======== Records to use ========
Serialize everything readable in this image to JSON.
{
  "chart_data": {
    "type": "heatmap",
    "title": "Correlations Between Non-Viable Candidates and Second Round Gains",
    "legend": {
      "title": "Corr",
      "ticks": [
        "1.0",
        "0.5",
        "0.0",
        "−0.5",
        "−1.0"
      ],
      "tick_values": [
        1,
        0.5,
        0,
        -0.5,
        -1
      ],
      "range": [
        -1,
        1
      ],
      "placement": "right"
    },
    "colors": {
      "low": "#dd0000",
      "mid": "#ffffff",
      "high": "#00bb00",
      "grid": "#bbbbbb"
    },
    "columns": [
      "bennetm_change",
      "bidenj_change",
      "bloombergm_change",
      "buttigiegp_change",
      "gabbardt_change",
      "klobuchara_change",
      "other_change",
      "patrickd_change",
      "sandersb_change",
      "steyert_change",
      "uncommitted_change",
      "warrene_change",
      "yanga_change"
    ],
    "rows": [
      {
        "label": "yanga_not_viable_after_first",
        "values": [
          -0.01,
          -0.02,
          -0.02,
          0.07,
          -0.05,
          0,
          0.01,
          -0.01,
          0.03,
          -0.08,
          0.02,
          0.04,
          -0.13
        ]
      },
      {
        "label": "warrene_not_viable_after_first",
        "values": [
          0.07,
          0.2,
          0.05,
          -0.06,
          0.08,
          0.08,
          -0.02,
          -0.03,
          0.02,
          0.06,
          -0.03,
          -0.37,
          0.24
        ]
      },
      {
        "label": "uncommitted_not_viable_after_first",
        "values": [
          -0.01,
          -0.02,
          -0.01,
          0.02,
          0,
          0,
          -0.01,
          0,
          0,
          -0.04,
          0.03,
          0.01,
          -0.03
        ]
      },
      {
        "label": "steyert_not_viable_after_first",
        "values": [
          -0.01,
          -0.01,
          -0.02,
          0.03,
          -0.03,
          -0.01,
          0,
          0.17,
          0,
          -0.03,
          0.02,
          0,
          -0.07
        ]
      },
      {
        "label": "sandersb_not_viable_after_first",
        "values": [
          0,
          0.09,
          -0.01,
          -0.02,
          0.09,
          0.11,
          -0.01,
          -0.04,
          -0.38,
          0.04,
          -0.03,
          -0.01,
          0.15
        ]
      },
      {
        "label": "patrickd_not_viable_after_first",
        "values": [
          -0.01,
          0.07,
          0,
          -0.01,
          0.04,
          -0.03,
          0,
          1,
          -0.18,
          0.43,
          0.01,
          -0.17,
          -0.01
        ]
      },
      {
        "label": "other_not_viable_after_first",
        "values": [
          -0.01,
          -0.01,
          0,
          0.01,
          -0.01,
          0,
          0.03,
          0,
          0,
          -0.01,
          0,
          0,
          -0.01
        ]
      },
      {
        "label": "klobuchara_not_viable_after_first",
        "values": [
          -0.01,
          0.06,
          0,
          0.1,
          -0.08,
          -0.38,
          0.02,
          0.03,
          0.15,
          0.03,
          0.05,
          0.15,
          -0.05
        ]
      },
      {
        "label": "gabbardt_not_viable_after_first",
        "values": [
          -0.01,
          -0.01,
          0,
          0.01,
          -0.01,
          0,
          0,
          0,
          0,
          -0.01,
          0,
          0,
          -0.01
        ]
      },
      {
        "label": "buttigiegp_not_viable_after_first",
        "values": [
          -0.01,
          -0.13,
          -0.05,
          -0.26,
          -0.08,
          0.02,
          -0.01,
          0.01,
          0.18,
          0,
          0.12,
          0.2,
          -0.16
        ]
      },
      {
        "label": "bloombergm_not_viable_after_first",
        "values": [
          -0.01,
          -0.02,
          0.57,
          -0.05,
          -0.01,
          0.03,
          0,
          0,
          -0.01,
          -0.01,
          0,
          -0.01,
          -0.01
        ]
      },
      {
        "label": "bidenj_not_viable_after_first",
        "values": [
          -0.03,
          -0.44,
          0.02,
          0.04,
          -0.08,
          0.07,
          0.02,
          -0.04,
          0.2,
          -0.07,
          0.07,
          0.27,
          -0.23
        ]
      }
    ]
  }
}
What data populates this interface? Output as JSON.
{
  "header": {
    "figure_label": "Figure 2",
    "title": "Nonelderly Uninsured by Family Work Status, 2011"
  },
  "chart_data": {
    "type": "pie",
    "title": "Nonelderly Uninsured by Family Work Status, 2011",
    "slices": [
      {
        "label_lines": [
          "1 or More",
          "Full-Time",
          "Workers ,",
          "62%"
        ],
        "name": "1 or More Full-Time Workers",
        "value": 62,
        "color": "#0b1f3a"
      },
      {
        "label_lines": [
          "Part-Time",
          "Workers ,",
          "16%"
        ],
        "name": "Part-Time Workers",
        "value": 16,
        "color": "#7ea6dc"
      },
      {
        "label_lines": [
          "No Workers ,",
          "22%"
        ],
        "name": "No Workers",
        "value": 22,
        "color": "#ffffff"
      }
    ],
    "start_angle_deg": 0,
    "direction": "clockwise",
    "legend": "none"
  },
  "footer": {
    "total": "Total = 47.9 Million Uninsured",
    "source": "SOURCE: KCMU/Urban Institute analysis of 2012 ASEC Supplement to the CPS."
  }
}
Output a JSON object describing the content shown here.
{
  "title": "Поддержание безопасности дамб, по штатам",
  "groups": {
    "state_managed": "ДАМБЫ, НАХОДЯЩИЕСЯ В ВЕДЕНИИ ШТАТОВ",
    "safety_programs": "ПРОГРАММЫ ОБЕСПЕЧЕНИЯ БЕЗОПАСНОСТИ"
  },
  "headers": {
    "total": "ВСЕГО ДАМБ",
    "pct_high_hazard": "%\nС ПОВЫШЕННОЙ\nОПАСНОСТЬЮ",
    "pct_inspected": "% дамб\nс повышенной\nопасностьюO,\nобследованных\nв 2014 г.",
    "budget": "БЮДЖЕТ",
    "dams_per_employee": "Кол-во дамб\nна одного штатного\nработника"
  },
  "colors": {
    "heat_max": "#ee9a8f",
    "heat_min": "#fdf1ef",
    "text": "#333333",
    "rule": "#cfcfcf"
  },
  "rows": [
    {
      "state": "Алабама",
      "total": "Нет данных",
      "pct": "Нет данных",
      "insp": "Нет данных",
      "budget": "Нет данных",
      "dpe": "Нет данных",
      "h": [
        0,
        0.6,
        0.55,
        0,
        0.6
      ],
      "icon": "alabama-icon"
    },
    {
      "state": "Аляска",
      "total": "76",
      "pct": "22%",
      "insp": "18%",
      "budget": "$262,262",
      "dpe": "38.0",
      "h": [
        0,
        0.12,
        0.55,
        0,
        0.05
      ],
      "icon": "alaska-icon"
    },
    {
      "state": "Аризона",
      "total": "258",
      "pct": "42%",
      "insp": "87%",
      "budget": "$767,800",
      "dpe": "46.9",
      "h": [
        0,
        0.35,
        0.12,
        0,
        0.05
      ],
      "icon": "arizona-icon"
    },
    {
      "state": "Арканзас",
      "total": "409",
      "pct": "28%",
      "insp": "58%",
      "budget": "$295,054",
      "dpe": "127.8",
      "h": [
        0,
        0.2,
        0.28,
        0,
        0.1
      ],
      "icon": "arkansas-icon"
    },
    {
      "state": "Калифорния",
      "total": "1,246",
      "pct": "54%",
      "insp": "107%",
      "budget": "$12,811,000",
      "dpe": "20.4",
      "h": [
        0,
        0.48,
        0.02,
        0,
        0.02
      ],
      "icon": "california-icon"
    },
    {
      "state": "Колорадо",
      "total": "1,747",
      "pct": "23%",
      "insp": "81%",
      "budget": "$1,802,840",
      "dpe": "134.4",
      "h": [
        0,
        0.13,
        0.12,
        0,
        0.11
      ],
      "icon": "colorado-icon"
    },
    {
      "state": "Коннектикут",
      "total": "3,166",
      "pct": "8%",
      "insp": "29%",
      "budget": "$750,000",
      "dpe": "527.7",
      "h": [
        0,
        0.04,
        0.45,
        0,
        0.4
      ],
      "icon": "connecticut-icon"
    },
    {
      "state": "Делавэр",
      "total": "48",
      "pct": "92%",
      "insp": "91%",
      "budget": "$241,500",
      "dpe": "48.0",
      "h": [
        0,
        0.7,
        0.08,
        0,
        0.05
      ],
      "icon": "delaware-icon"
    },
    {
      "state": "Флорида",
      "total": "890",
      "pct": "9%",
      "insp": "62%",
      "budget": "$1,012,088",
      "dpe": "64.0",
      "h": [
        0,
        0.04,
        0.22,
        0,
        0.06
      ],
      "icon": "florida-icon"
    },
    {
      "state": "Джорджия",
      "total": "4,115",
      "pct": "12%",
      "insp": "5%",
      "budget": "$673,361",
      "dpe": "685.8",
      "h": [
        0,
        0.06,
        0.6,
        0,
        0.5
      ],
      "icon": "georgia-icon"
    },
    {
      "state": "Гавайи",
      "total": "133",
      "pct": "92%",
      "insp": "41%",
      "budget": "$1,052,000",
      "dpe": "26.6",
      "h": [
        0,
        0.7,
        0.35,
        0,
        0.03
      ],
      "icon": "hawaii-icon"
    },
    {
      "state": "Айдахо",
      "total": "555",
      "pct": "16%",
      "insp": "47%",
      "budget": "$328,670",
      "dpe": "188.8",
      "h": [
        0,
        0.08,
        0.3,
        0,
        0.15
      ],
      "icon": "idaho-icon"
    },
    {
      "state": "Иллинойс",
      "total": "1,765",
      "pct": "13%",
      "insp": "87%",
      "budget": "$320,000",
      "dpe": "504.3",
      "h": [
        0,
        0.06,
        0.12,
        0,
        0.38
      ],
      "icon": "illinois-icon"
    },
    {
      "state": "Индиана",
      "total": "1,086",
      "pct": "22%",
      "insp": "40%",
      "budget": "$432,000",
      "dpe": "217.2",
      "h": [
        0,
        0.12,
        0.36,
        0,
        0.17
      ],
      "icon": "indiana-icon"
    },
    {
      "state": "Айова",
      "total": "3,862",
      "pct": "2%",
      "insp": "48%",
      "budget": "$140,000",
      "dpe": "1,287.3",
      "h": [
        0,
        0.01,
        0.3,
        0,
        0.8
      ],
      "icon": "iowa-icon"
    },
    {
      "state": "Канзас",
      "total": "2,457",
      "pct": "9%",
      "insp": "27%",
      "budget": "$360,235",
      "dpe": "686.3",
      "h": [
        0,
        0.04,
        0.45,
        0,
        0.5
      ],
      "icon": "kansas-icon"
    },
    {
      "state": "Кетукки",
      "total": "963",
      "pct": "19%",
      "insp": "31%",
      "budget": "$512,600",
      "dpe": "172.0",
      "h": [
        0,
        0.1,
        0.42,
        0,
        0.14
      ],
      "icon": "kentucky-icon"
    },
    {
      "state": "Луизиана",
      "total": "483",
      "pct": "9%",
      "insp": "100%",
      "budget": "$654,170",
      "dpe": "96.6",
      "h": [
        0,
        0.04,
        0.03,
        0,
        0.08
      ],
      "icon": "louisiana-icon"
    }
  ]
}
========
### Directions
Your task is to gather every line with the word "title" and copy it.

### In response
    "title": "Correlations Between Non-Viable Candidates and Second Round Gains",
      "title": "Corr",
    "title": "Nonelderly Uninsured by Family Work Status, 2011"
    "title": "Nonelderly Uninsured by Family Work Status, 2011",
  "title": "Поддержание безопасности дамб, по штатам",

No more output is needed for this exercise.